> [Set task] Check every line of the entries that follow, and copy the ones containing "cost".

> [Supplied records]
##############################

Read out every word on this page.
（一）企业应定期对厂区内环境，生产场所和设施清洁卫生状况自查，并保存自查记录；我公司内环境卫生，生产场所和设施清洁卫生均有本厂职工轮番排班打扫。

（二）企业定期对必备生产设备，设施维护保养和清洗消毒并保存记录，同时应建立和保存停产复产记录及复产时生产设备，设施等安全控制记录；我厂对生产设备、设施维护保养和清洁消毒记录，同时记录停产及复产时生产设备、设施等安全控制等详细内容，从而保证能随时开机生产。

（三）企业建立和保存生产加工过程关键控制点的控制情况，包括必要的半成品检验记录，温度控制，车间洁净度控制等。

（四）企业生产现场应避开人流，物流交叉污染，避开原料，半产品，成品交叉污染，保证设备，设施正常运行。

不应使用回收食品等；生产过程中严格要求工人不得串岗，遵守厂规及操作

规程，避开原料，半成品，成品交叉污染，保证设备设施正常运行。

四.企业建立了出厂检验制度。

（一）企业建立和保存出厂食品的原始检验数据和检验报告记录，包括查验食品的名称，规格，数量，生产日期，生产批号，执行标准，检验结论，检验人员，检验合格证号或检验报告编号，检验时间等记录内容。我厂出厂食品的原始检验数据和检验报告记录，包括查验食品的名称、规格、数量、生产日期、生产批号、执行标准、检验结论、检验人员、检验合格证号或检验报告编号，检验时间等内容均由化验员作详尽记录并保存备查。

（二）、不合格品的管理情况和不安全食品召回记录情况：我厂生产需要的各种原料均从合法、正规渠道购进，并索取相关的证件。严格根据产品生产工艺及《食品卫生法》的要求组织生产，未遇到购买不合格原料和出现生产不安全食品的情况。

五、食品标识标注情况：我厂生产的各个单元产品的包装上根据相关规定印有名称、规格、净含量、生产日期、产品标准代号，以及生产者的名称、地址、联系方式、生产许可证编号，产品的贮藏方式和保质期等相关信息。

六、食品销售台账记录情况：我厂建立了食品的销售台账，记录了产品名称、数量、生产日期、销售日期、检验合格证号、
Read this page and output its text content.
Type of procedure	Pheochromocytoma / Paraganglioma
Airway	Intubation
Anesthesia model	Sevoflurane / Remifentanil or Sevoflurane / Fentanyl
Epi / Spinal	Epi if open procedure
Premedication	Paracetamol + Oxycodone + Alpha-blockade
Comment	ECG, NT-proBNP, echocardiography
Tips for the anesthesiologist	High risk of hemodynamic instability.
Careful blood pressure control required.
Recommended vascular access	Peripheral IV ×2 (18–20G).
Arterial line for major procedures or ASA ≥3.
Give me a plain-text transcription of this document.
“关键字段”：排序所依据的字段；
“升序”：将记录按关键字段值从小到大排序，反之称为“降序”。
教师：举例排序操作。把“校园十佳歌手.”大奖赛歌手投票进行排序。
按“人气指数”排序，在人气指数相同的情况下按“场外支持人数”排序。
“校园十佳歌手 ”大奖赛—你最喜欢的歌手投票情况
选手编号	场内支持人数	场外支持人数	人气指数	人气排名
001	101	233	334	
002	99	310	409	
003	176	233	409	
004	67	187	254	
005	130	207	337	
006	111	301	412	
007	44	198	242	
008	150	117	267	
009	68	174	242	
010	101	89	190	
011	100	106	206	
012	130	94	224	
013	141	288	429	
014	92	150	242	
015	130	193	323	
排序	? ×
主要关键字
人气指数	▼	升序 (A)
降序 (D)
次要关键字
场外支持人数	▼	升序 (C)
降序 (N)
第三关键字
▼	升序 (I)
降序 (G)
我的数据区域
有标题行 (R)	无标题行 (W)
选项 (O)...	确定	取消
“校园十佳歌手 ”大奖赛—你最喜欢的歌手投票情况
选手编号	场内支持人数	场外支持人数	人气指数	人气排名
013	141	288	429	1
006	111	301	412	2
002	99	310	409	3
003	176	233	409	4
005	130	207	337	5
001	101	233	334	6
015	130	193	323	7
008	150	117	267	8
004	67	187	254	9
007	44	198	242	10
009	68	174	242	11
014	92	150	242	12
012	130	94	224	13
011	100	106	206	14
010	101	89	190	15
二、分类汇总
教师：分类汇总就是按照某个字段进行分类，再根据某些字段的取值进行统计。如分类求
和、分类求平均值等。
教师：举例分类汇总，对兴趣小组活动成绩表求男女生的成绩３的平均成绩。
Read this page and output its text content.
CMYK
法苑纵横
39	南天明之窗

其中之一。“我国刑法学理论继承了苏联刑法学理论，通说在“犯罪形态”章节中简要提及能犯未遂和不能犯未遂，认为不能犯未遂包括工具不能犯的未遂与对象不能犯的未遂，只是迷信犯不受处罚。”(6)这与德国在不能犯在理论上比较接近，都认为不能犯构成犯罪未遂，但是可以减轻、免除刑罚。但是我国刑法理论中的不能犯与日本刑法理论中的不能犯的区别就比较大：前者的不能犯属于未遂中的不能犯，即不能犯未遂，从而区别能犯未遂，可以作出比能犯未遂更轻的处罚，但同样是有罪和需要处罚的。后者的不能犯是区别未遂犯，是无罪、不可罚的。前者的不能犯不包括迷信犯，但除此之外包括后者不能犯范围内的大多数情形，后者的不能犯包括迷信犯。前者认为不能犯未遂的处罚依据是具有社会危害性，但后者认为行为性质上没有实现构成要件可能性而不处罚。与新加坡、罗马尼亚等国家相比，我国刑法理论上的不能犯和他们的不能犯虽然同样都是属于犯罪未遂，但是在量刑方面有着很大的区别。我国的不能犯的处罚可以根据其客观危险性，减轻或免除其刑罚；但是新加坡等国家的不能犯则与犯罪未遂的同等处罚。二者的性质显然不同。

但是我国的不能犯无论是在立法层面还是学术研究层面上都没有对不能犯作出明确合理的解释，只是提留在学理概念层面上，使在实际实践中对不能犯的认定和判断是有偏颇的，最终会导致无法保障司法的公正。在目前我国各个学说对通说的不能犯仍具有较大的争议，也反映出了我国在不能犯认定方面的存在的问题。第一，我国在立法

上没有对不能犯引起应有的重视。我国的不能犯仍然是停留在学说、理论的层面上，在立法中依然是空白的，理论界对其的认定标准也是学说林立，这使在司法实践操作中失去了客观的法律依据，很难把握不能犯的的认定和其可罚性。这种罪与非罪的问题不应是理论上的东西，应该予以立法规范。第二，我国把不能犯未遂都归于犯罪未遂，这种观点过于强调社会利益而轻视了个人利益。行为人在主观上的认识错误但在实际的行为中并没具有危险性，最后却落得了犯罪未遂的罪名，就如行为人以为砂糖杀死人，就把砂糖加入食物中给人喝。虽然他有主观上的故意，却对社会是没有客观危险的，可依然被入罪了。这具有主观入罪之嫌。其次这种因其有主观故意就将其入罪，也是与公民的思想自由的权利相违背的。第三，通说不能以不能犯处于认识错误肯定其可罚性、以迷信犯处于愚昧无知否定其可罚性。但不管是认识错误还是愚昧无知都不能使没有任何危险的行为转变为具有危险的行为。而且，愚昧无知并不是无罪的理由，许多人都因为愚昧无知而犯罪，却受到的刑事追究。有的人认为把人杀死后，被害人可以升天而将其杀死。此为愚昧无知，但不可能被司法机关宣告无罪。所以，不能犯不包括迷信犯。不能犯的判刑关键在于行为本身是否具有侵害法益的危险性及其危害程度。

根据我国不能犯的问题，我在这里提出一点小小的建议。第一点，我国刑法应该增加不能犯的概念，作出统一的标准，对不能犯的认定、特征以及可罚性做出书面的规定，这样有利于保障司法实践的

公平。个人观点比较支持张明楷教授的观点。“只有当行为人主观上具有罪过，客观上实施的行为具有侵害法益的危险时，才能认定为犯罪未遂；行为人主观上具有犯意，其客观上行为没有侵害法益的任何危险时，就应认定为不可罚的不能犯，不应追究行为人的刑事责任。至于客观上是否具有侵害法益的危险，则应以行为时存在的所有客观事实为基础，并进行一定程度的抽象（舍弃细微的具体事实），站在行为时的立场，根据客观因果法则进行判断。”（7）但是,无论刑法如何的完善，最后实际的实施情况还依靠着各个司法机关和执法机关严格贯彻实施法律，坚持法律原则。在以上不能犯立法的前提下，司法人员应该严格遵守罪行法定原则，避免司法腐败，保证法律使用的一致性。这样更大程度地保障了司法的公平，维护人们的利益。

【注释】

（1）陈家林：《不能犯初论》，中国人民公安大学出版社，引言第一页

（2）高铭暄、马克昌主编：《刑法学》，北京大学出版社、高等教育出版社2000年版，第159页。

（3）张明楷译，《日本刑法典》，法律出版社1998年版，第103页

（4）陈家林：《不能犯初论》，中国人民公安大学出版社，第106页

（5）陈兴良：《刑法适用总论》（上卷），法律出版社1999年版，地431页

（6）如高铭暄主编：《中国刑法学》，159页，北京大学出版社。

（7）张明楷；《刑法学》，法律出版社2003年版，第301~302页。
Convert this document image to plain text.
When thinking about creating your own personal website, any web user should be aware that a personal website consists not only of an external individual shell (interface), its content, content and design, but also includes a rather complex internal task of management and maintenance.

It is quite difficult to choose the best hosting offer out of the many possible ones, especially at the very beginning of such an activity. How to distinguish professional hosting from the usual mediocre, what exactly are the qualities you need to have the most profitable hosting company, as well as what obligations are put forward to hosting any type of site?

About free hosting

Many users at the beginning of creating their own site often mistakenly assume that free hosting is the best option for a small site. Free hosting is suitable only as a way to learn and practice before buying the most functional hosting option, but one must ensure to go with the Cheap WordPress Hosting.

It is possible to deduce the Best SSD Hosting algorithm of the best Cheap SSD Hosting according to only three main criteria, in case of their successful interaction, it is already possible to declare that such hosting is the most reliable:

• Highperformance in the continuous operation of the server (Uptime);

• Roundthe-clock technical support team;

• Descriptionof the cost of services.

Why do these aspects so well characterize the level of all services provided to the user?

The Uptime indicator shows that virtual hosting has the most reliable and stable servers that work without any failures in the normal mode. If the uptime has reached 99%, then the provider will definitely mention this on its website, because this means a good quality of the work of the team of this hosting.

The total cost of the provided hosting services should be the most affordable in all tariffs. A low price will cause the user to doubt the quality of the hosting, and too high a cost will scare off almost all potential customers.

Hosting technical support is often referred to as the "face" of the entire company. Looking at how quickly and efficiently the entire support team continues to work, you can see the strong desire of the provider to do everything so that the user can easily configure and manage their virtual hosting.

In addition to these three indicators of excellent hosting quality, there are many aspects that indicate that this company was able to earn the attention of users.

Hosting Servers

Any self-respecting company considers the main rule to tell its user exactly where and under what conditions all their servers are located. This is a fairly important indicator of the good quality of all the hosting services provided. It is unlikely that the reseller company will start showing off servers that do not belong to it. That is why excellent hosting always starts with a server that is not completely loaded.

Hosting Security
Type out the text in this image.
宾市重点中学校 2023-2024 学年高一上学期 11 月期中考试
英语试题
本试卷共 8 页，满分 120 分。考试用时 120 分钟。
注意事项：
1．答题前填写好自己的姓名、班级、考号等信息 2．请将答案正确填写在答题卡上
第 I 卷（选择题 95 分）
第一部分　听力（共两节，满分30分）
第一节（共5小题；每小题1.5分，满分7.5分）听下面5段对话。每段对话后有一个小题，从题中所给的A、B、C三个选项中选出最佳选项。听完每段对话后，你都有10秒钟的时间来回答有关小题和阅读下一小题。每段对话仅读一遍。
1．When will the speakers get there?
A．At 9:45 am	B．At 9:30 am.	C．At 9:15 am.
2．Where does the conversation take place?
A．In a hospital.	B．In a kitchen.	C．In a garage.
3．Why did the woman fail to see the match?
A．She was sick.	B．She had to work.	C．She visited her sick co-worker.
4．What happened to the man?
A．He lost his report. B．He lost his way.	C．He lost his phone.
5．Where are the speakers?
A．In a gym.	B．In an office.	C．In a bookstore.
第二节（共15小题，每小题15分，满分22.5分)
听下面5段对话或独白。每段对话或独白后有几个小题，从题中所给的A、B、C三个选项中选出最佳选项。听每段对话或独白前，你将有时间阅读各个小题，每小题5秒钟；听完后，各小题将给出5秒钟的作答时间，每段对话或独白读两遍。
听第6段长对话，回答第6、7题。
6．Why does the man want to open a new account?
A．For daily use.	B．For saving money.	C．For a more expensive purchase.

##############################

> [Exercise result]
• Descriptionof the cost of services.
The total cost of the provided hosting services should be the most affordable in all tariffs. A low price will cause the user to doubt the quality of the hosting, and too high a cost will scare off almost all potential customers.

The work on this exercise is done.